WHAT NEEDS TO BE DONE: Read the listing and extract each line that includes the word "background".

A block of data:
— START —
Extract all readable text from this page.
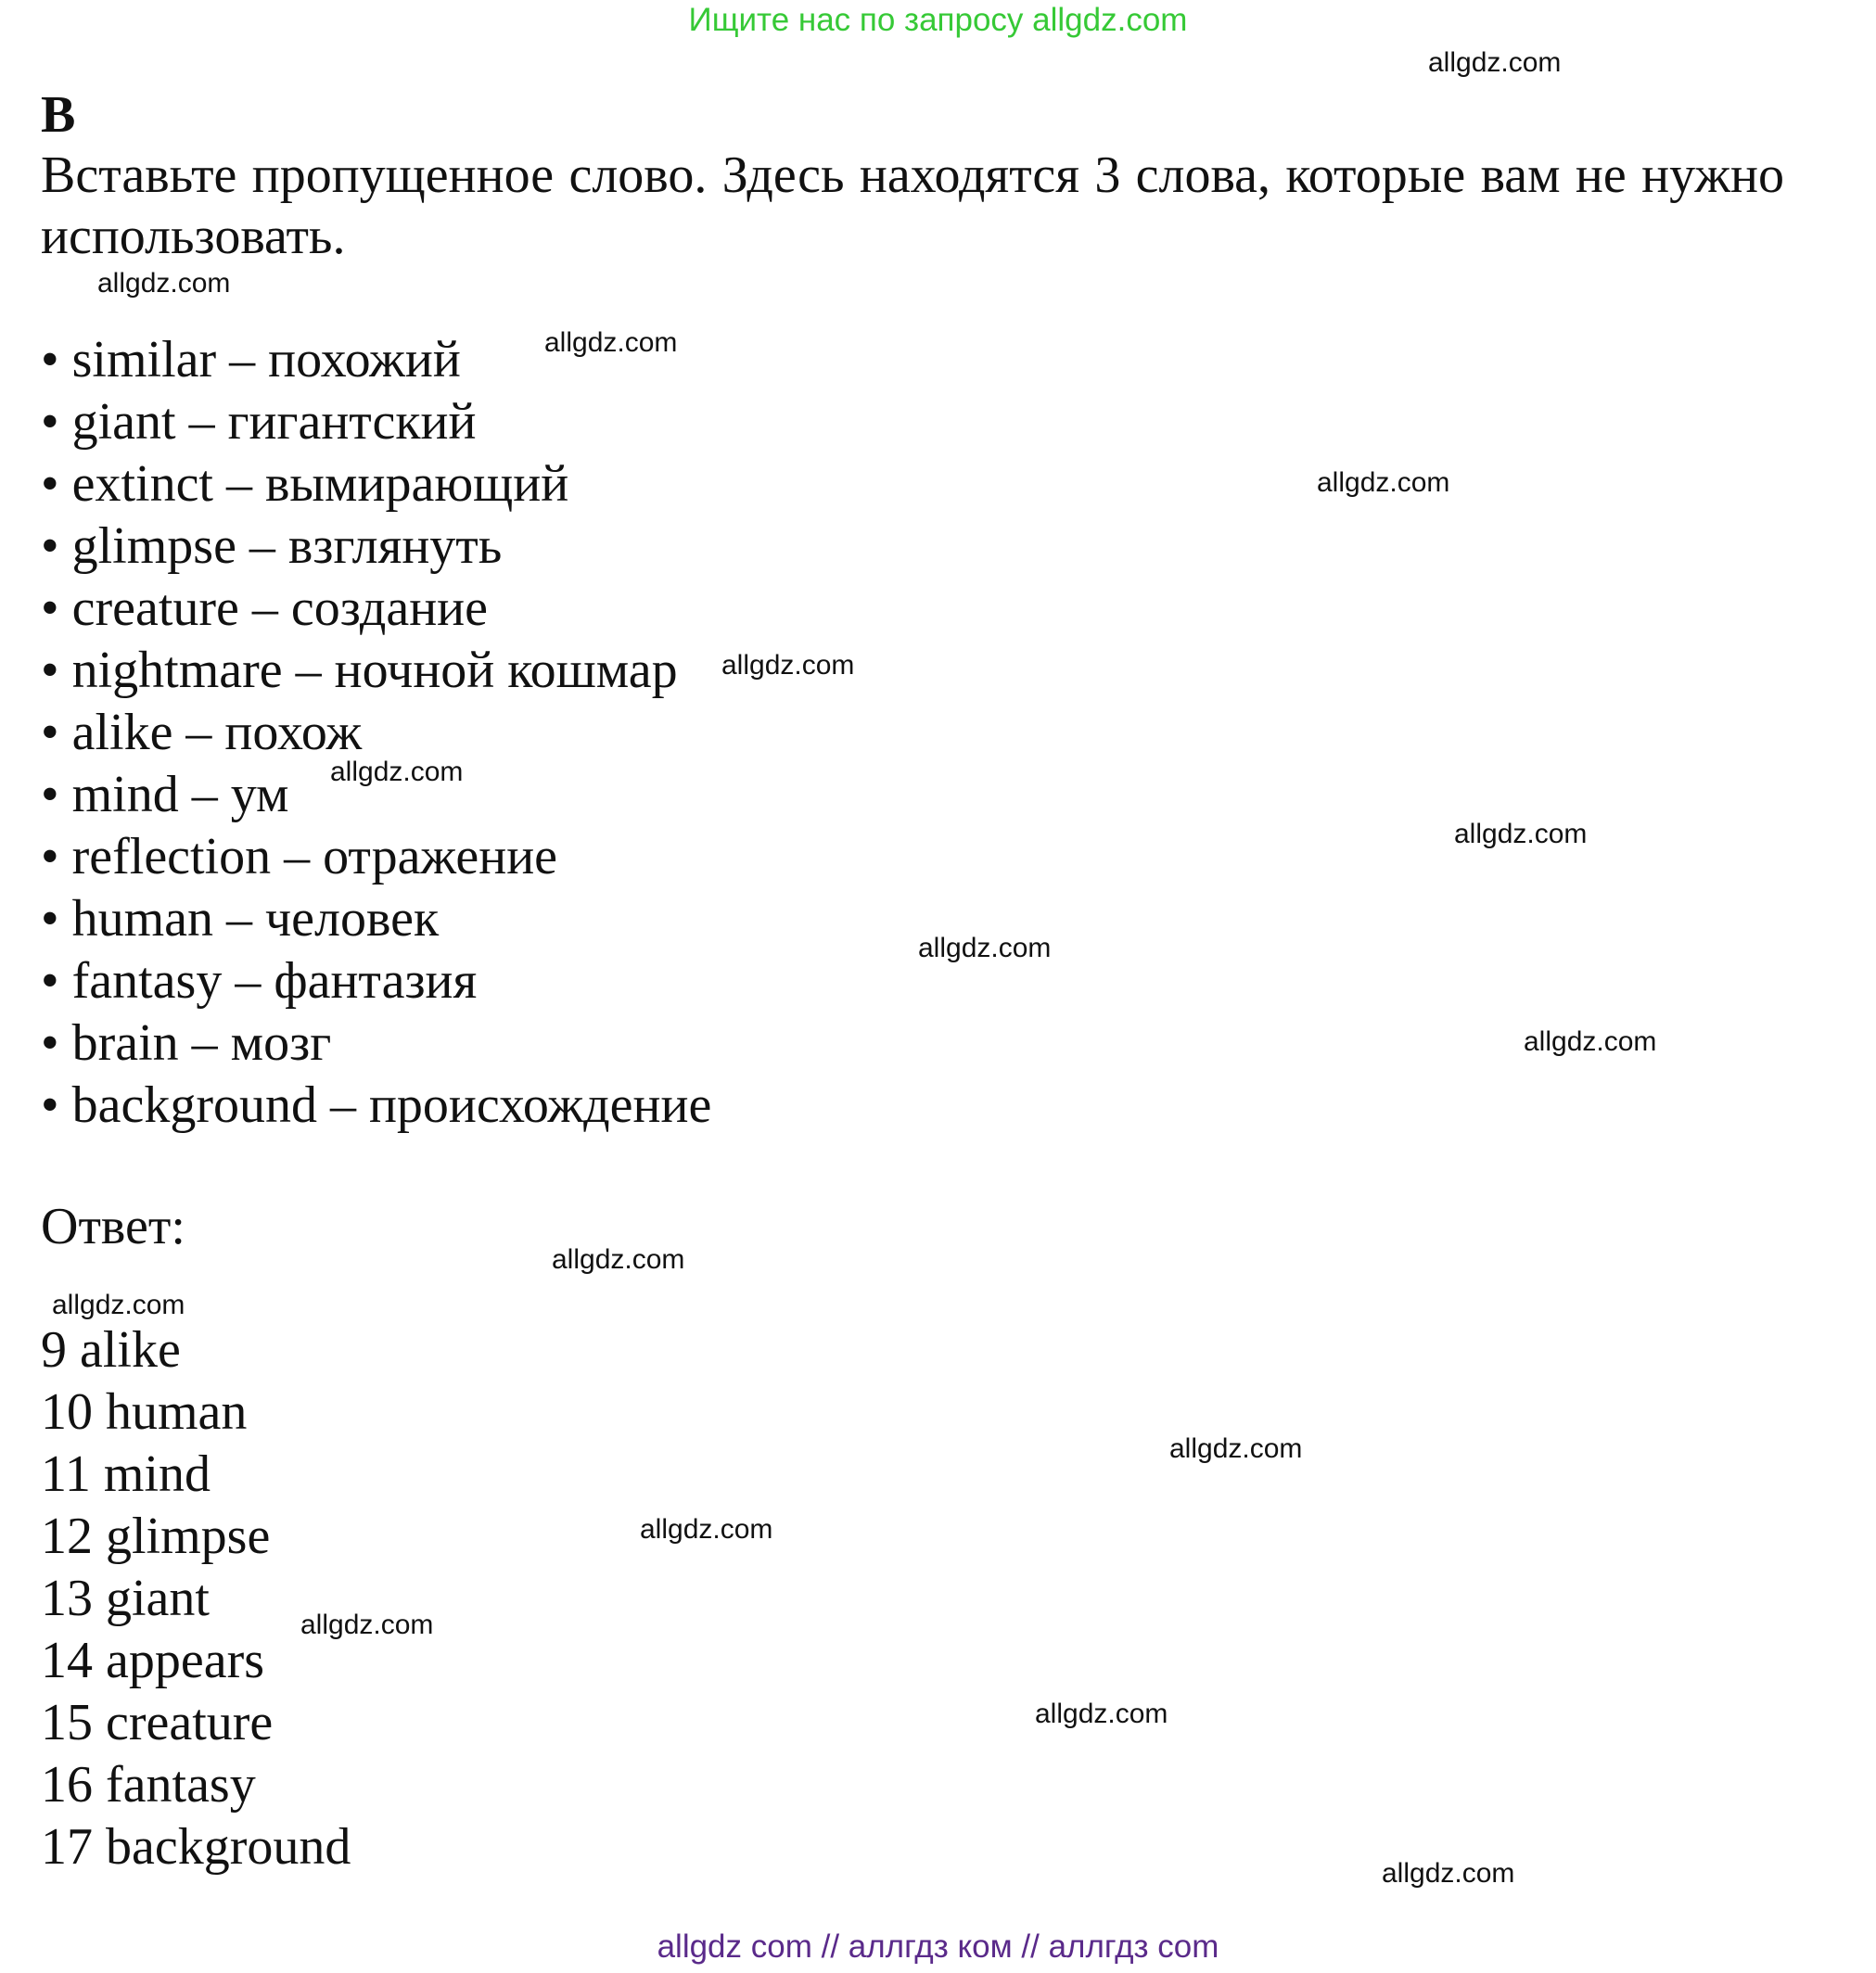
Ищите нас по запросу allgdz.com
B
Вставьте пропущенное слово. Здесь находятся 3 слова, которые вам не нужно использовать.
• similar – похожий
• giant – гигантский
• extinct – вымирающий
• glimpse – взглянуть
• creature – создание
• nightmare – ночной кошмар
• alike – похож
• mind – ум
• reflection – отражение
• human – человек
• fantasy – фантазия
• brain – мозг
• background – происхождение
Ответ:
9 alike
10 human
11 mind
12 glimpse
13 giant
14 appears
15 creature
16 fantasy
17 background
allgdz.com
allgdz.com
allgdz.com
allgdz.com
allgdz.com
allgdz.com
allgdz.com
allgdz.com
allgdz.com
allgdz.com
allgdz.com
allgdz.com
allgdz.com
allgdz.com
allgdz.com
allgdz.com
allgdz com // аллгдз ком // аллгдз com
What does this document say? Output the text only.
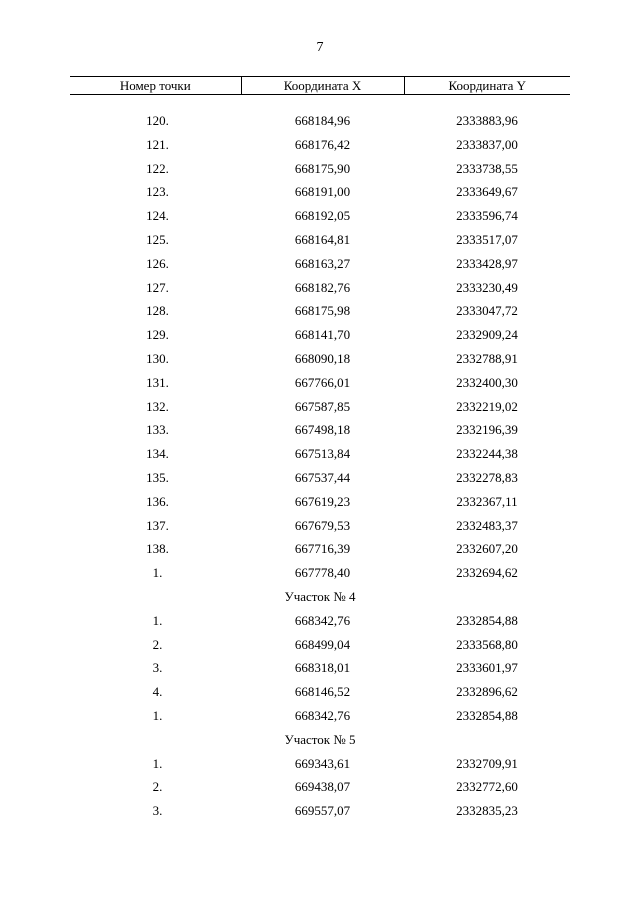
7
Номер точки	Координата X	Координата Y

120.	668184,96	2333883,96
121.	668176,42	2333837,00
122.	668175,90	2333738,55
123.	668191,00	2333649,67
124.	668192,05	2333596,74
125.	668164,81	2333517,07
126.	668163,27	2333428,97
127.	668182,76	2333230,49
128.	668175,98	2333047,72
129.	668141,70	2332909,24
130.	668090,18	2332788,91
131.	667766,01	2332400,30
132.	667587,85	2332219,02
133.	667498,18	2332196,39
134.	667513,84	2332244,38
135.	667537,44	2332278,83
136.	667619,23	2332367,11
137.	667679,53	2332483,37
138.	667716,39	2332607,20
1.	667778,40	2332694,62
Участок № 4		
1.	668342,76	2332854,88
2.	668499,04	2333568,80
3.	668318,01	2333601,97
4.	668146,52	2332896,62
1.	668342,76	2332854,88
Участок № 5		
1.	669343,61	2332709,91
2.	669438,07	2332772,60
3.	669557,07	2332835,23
— END —
TASK RESPONSE:
• background – происхождение
17 background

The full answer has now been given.